→ WHAT TO WORK ON
Sift the material for lines containing "rate", and return them.
━━━━━ DATA SUPPLIED ━━━━━
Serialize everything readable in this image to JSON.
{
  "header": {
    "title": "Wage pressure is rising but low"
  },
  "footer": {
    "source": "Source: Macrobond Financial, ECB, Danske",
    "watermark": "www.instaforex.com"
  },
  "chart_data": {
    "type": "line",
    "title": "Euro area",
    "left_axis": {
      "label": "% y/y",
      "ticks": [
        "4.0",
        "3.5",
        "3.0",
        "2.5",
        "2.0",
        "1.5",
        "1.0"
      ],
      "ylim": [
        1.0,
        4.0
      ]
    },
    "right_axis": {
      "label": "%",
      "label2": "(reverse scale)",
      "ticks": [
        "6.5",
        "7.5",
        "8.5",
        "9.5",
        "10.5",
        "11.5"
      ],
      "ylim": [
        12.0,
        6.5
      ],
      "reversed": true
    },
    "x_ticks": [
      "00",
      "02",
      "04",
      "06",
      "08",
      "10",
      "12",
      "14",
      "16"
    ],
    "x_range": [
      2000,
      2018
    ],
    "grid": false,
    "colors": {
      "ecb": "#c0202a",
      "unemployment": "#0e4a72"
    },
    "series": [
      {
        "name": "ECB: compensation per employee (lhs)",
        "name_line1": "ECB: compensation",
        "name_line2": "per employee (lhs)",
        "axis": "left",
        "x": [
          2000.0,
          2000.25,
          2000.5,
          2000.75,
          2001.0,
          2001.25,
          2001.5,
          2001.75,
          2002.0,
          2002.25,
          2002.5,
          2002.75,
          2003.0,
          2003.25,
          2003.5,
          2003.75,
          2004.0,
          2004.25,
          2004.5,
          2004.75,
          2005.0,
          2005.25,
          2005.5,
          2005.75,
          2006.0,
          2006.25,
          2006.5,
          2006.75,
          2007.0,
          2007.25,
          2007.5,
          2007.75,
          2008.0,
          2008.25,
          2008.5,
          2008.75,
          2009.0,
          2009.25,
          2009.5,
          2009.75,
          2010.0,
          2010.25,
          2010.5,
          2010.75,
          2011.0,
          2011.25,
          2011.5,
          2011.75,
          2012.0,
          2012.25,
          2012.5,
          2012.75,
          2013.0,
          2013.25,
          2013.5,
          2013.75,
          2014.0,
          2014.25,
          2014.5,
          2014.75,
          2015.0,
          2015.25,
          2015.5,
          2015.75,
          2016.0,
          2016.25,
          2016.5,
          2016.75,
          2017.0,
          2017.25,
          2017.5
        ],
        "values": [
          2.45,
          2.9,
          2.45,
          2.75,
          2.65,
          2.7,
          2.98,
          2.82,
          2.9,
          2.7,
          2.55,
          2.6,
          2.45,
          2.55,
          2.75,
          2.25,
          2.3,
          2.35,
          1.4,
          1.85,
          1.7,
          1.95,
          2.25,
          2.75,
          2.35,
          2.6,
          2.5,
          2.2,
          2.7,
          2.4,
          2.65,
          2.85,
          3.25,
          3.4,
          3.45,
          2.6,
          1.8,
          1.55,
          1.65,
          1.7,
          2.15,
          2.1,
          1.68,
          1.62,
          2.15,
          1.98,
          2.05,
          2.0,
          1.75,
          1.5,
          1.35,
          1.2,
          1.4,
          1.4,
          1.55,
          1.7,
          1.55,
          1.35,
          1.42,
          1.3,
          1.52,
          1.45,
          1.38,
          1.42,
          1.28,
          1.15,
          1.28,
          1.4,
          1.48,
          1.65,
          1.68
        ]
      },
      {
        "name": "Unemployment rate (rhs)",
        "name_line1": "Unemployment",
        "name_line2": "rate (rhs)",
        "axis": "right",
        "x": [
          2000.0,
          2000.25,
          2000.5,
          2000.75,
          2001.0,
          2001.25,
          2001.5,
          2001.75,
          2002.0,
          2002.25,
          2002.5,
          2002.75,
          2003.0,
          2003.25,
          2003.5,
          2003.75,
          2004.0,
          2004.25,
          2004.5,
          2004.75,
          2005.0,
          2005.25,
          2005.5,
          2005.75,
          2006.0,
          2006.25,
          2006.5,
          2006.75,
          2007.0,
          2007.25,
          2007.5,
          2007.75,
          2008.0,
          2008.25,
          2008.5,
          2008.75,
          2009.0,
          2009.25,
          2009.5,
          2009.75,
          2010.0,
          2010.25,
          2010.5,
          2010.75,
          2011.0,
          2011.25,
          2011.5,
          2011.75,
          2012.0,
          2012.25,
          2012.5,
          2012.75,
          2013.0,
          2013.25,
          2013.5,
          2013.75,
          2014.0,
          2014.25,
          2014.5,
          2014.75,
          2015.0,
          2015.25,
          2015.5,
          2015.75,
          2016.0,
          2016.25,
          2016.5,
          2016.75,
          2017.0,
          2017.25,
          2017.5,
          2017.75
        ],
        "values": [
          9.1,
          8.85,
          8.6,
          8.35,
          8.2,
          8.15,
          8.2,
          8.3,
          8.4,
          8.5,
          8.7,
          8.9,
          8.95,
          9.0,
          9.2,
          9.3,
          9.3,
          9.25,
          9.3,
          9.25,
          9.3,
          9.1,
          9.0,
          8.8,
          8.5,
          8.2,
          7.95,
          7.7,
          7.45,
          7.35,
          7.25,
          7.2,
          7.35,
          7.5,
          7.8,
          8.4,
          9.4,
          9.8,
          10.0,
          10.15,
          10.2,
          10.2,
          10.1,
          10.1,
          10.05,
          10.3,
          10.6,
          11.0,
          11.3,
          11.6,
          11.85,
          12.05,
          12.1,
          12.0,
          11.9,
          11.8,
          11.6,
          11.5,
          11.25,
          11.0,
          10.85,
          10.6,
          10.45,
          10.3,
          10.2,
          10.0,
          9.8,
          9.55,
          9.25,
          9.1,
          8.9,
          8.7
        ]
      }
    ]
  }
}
━━━━━
→ EXERCISE RESULT
        "name": "Unemployment rate (rhs)",
        "name_line2": "rate (rhs)",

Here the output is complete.